### SHORT EXERCISE
Answer with a single number: the count of lines that hold "this".

### Items from a data source
+ + + + +

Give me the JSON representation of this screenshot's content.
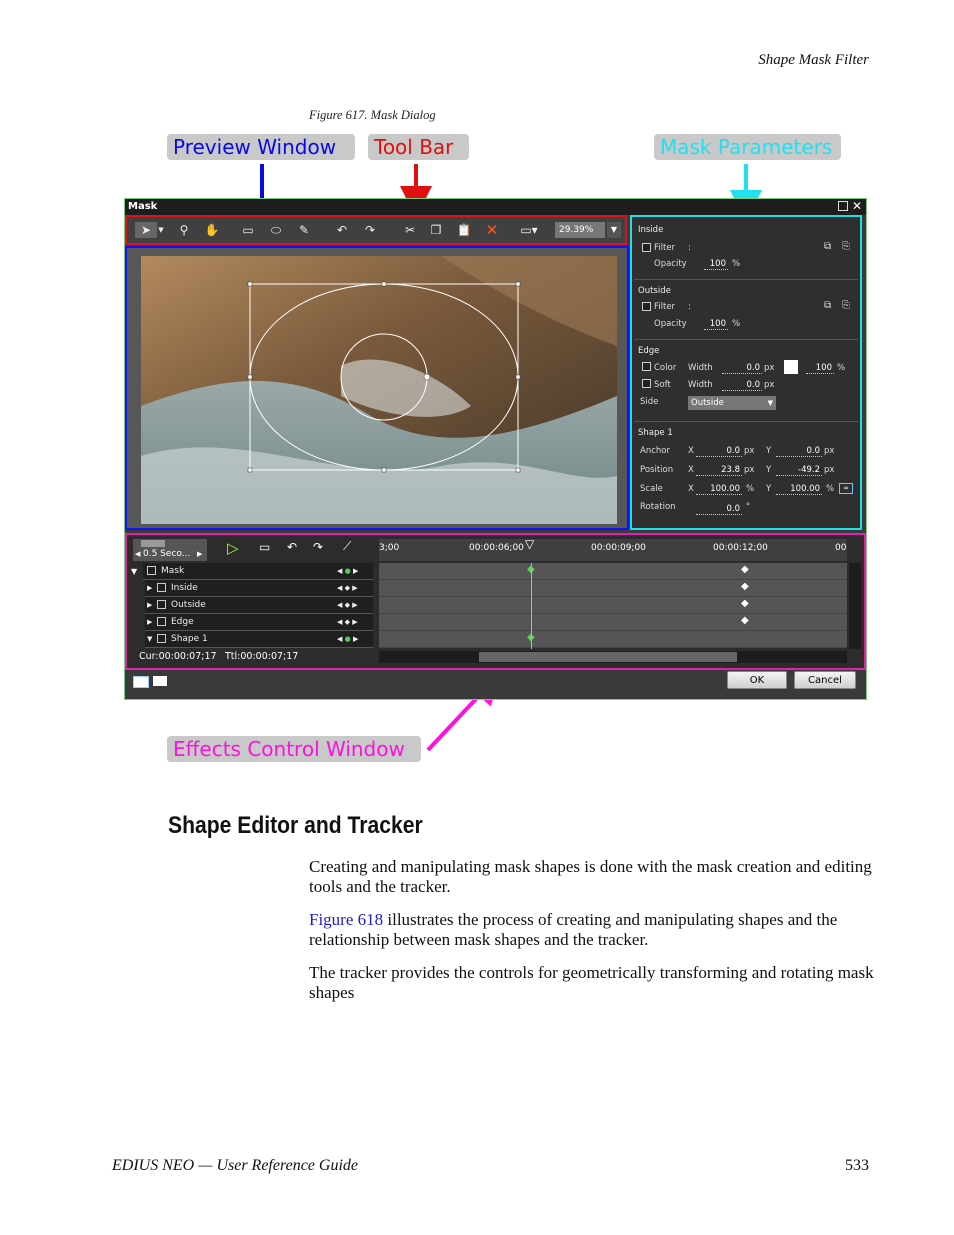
{
  "header": {
    "running_title": "Shape Mask Filter"
  },
  "figure": {
    "caption": "Figure 617.  Mask Dialog"
  },
  "callouts": {
    "preview": {
      "label": "Preview Window",
      "color": "#0a0ae6"
    },
    "toolbar": {
      "label": "Tool Bar",
      "color": "#e01010"
    },
    "params": {
      "label": "Mask Parameters",
      "color": "#22e0f0"
    },
    "effects": {
      "label": "Effects Control Window",
      "color": "#ff10e0"
    }
  },
  "dialog": {
    "title": "Mask",
    "zoom": "29.39%",
    "toolbar_icons": [
      "select-arrow-icon",
      "zoom-icon",
      "hand-icon",
      "rectangle-icon",
      "ellipse-icon",
      "pen-icon",
      "undo-icon",
      "redo-icon",
      "cut-icon",
      "copy-icon",
      "paste-icon",
      "delete-icon",
      "frame-icon"
    ],
    "params": {
      "inside": {
        "title": "Inside",
        "filter_label": "Filter",
        "colon": ":",
        "opacity_label": "Opacity",
        "opacity": "100",
        "unit": "%"
      },
      "outside": {
        "title": "Outside",
        "filter_label": "Filter",
        "colon": ":",
        "opacity_label": "Opacity",
        "opacity": "100",
        "unit": "%"
      },
      "edge": {
        "title": "Edge",
        "color_label": "Color",
        "soft_label": "Soft",
        "width_label": "Width",
        "color_width": "0.0",
        "soft_width": "0.0",
        "px": "px",
        "pct_value": "100",
        "pct": "%",
        "side_label": "Side",
        "side_value": "Outside"
      },
      "shape": {
        "title": "Shape 1",
        "anchor_label": "Anchor",
        "position_label": "Position",
        "scale_label": "Scale",
        "rotation_label": "Rotation",
        "x": "X",
        "y": "Y",
        "anchor_x": "0.0",
        "anchor_y": "0.0",
        "pos_x": "23.8",
        "pos_y": "-49.2",
        "scale_x": "100.00",
        "scale_y": "100.00",
        "rotation": "0.0",
        "px": "px",
        "pct": "%",
        "deg": "°"
      }
    },
    "effects": {
      "step": "0.5 Seco...",
      "tracks": [
        {
          "label": "Mask",
          "indent": 0
        },
        {
          "label": "Inside",
          "indent": 1
        },
        {
          "label": "Outside",
          "indent": 1
        },
        {
          "label": "Edge",
          "indent": 1
        },
        {
          "label": "Shape 1",
          "indent": 1
        }
      ],
      "timecodes": [
        "3;00",
        "00:00:06;00",
        "00:00:09;00",
        "00:00:12;00",
        "00"
      ],
      "cur": "Cur:00:00:07;17",
      "ttl": "Ttl:00:00:07;17"
    },
    "ok_label": "OK",
    "cancel_label": "Cancel"
  },
  "section": {
    "heading": "Shape Editor and Tracker",
    "p1": "Creating and manipulating mask shapes is done with the mask creation and editing tools and the tracker.",
    "p2_link": "Figure 618",
    "p2_rest": " illustrates the process of creating and manipulating shapes and the relationship between mask shapes and the tracker.",
    "p3": "The tracker provides the controls for geometrically transforming and rotating mask shapes"
  },
  "footer": {
    "guide": "EDIUS NEO  —  User Reference Guide",
    "page": "533"
  }
}
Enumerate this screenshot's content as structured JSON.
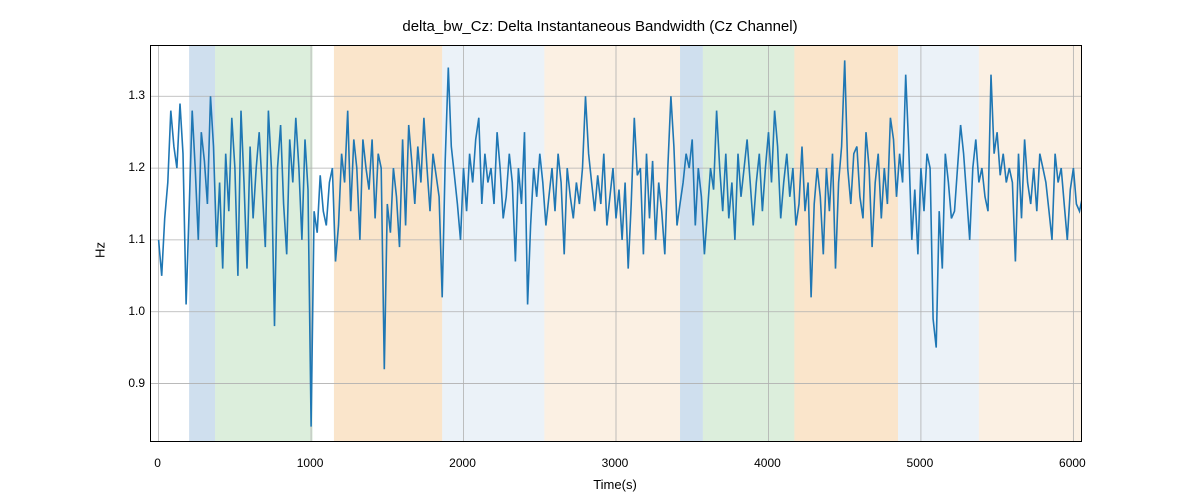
{
  "chart_data": {
    "type": "line",
    "title": "delta_bw_Cz: Delta Instantaneous Bandwidth (Cz Channel)",
    "xlabel": "Time(s)",
    "ylabel": "Hz",
    "xlim": [
      -50,
      6050
    ],
    "ylim": [
      0.82,
      1.37
    ],
    "xticks": [
      0,
      1000,
      2000,
      3000,
      4000,
      5000,
      6000
    ],
    "yticks": [
      0.9,
      1.0,
      1.1,
      1.2,
      1.3
    ],
    "bands": [
      {
        "x0": 200,
        "x1": 370,
        "color": "#a8c5e0"
      },
      {
        "x0": 370,
        "x1": 1010,
        "color": "#c0e0c0"
      },
      {
        "x0": 1150,
        "x1": 1860,
        "color": "#f5cfa0"
      },
      {
        "x0": 1860,
        "x1": 2530,
        "color": "#dbe7f2"
      },
      {
        "x0": 2530,
        "x1": 3420,
        "color": "#f8e4cc"
      },
      {
        "x0": 3420,
        "x1": 3570,
        "color": "#a8c5e0"
      },
      {
        "x0": 3570,
        "x1": 4170,
        "color": "#c0e0c0"
      },
      {
        "x0": 4170,
        "x1": 4850,
        "color": "#f5cfa0"
      },
      {
        "x0": 4850,
        "x1": 5380,
        "color": "#dbe7f2"
      },
      {
        "x0": 5380,
        "x1": 6050,
        "color": "#f8e4cc"
      }
    ],
    "series": [
      {
        "name": "delta_bw_Cz",
        "color": "#1f77b4",
        "x_step_approx": 20,
        "values": [
          1.1,
          1.05,
          1.13,
          1.18,
          1.28,
          1.23,
          1.2,
          1.29,
          1.22,
          1.01,
          1.14,
          1.28,
          1.2,
          1.1,
          1.25,
          1.21,
          1.15,
          1.3,
          1.23,
          1.09,
          1.18,
          1.06,
          1.22,
          1.14,
          1.27,
          1.2,
          1.05,
          1.28,
          1.18,
          1.06,
          1.23,
          1.13,
          1.2,
          1.25,
          1.17,
          1.09,
          1.28,
          1.2,
          0.98,
          1.2,
          1.26,
          1.15,
          1.08,
          1.24,
          1.18,
          1.27,
          1.2,
          1.1,
          1.24,
          1.17,
          0.84,
          1.14,
          1.11,
          1.19,
          1.14,
          1.12,
          1.18,
          1.2,
          1.07,
          1.12,
          1.22,
          1.18,
          1.28,
          1.14,
          1.24,
          1.2,
          1.1,
          1.24,
          1.2,
          1.17,
          1.24,
          1.13,
          1.22,
          1.2,
          0.92,
          1.15,
          1.11,
          1.2,
          1.16,
          1.09,
          1.24,
          1.12,
          1.26,
          1.21,
          1.15,
          1.23,
          1.18,
          1.27,
          1.2,
          1.14,
          1.22,
          1.19,
          1.16,
          1.02,
          1.21,
          1.34,
          1.23,
          1.19,
          1.15,
          1.1,
          1.2,
          1.14,
          1.22,
          1.18,
          1.24,
          1.27,
          1.15,
          1.22,
          1.18,
          1.2,
          1.15,
          1.25,
          1.2,
          1.13,
          1.16,
          1.22,
          1.18,
          1.07,
          1.2,
          1.15,
          1.25,
          1.01,
          1.12,
          1.2,
          1.16,
          1.22,
          1.18,
          1.12,
          1.16,
          1.2,
          1.14,
          1.22,
          1.18,
          1.08,
          1.2,
          1.16,
          1.13,
          1.18,
          1.15,
          1.2,
          1.3,
          1.22,
          1.18,
          1.14,
          1.19,
          1.15,
          1.22,
          1.12,
          1.16,
          1.2,
          1.13,
          1.17,
          1.1,
          1.18,
          1.06,
          1.15,
          1.27,
          1.19,
          1.2,
          1.08,
          1.22,
          1.13,
          1.21,
          1.1,
          1.18,
          1.14,
          1.08,
          1.2,
          1.3,
          1.23,
          1.12,
          1.15,
          1.18,
          1.22,
          1.2,
          1.24,
          1.12,
          1.2,
          1.16,
          1.08,
          1.14,
          1.2,
          1.17,
          1.28,
          1.2,
          1.14,
          1.22,
          1.13,
          1.18,
          1.1,
          1.22,
          1.16,
          1.2,
          1.24,
          1.18,
          1.12,
          1.18,
          1.22,
          1.14,
          1.2,
          1.25,
          1.18,
          1.28,
          1.23,
          1.13,
          1.18,
          1.22,
          1.16,
          1.2,
          1.12,
          1.15,
          1.23,
          1.14,
          1.18,
          1.02,
          1.15,
          1.2,
          1.16,
          1.08,
          1.2,
          1.14,
          1.22,
          1.06,
          1.18,
          1.23,
          1.35,
          1.2,
          1.15,
          1.22,
          1.23,
          1.16,
          1.13,
          1.25,
          1.2,
          1.09,
          1.18,
          1.22,
          1.13,
          1.2,
          1.15,
          1.27,
          1.24,
          1.16,
          1.22,
          1.18,
          1.33,
          1.23,
          1.1,
          1.17,
          1.08,
          1.2,
          1.14,
          1.22,
          1.2,
          0.99,
          0.95,
          1.14,
          1.06,
          1.22,
          1.18,
          1.13,
          1.14,
          1.2,
          1.26,
          1.22,
          1.16,
          1.1,
          1.2,
          1.24,
          1.18,
          1.2,
          1.16,
          1.14,
          1.33,
          1.22,
          1.25,
          1.19,
          1.22,
          1.18,
          1.2,
          1.18,
          1.07,
          1.22,
          1.13,
          1.24,
          1.18,
          1.15,
          1.2,
          1.14,
          1.22,
          1.2,
          1.18,
          1.14,
          1.1,
          1.22,
          1.18,
          1.2,
          1.15,
          1.1,
          1.17,
          1.2,
          1.15,
          1.14,
          1.16,
          1.12,
          1.1
        ]
      }
    ]
  }
}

+ + + + +

### EXERCISE SOLUTION
2